- _Goal_
Look over the entries that follow and work out how many lines contain "Termotratat". State the number only.

======== Listing ========

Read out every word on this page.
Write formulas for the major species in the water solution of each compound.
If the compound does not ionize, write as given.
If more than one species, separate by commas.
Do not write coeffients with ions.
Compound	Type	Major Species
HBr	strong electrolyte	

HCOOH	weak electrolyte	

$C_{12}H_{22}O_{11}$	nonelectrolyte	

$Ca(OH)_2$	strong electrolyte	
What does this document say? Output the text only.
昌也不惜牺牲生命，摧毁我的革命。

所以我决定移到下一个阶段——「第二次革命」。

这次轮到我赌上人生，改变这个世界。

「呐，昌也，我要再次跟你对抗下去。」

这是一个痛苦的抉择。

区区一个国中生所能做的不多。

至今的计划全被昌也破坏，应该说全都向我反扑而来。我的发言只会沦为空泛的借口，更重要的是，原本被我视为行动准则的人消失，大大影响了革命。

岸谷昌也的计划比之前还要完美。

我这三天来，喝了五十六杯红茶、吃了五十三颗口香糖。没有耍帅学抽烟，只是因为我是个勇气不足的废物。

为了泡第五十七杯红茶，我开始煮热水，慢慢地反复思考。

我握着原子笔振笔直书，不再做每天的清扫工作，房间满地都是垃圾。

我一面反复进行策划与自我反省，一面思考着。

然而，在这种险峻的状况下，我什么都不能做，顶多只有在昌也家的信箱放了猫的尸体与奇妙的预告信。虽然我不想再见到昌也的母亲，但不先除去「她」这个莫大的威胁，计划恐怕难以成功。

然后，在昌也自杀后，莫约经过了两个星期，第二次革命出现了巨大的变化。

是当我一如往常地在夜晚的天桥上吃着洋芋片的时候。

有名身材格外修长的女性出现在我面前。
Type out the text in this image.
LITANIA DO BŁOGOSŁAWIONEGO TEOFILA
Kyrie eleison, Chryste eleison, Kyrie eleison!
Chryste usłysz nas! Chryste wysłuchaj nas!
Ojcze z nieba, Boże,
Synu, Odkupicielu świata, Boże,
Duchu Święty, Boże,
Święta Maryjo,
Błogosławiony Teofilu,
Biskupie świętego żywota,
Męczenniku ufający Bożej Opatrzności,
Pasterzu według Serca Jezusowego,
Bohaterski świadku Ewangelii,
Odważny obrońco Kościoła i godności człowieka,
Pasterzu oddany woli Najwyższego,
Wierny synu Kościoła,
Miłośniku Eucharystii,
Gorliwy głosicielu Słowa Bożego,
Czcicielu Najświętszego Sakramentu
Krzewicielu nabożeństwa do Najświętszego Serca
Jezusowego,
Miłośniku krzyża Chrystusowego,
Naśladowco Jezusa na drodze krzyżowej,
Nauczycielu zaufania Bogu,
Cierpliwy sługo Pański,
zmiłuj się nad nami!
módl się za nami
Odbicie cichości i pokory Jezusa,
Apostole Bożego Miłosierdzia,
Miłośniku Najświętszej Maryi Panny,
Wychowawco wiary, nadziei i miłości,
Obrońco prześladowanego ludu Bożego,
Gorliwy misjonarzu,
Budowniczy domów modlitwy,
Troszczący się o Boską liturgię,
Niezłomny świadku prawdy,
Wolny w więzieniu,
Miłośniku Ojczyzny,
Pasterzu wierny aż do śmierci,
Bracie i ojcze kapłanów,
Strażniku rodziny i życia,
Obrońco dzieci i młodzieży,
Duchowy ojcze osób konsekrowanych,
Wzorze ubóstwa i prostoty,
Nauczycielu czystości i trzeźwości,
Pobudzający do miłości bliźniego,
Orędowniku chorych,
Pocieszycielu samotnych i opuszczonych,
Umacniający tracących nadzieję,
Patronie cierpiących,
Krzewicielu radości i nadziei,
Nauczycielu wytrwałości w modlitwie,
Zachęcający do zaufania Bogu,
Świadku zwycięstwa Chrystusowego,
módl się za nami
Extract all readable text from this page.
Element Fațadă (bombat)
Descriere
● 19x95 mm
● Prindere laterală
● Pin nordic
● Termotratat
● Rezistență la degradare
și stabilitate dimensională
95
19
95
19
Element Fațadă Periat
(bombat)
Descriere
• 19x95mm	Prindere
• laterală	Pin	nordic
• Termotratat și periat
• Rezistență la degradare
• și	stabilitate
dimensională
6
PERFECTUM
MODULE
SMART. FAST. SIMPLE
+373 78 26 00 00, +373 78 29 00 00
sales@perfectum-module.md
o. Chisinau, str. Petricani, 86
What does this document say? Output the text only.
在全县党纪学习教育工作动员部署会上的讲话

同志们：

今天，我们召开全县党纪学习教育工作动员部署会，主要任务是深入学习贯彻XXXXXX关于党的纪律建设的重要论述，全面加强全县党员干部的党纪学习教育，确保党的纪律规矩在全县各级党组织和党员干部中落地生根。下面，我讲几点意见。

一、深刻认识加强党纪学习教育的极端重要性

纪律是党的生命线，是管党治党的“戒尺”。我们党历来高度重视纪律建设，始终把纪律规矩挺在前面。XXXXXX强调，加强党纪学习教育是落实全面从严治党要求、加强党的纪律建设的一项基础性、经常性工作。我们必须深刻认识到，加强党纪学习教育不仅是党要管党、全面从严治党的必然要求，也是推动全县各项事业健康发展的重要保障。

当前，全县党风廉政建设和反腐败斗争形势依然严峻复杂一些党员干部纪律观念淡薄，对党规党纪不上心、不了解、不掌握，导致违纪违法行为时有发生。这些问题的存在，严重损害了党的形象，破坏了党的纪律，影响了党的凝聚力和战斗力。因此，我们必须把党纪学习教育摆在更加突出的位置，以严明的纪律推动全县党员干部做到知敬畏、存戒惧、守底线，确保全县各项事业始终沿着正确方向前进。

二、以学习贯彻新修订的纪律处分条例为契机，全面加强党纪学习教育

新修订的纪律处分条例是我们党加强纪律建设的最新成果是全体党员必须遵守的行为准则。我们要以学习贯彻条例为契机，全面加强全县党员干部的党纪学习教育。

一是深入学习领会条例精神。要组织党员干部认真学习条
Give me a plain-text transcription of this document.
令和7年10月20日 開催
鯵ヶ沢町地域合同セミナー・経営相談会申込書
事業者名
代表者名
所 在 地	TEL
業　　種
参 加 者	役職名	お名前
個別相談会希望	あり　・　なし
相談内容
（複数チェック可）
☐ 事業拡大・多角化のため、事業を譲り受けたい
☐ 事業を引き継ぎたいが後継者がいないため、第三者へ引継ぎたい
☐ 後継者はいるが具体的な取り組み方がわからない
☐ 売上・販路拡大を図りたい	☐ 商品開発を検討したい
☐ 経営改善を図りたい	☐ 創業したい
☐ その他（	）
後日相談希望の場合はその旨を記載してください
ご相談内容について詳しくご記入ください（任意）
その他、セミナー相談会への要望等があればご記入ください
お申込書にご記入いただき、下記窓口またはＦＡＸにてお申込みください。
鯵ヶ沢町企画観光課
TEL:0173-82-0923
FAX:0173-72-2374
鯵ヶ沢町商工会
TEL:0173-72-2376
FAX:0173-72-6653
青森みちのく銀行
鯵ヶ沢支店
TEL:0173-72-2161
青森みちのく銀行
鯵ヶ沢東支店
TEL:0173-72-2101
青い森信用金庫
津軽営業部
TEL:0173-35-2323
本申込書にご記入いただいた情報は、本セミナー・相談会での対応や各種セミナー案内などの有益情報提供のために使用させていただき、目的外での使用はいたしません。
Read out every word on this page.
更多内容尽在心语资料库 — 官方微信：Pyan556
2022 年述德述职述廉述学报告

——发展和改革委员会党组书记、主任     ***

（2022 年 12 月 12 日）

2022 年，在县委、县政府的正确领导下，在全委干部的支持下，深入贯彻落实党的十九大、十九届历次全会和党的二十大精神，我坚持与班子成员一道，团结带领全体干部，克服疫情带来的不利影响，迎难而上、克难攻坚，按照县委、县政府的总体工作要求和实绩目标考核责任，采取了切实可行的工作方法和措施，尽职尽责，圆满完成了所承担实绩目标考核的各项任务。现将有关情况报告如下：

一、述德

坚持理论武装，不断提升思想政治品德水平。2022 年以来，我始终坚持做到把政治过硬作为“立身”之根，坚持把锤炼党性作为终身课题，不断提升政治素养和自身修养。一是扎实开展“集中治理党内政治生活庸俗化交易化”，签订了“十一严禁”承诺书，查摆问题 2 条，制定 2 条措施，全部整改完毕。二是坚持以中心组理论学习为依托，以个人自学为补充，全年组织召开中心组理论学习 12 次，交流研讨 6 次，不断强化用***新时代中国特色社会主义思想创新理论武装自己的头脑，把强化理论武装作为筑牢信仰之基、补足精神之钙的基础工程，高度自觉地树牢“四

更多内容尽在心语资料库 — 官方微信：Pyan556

========

- _Result of the exercise_
2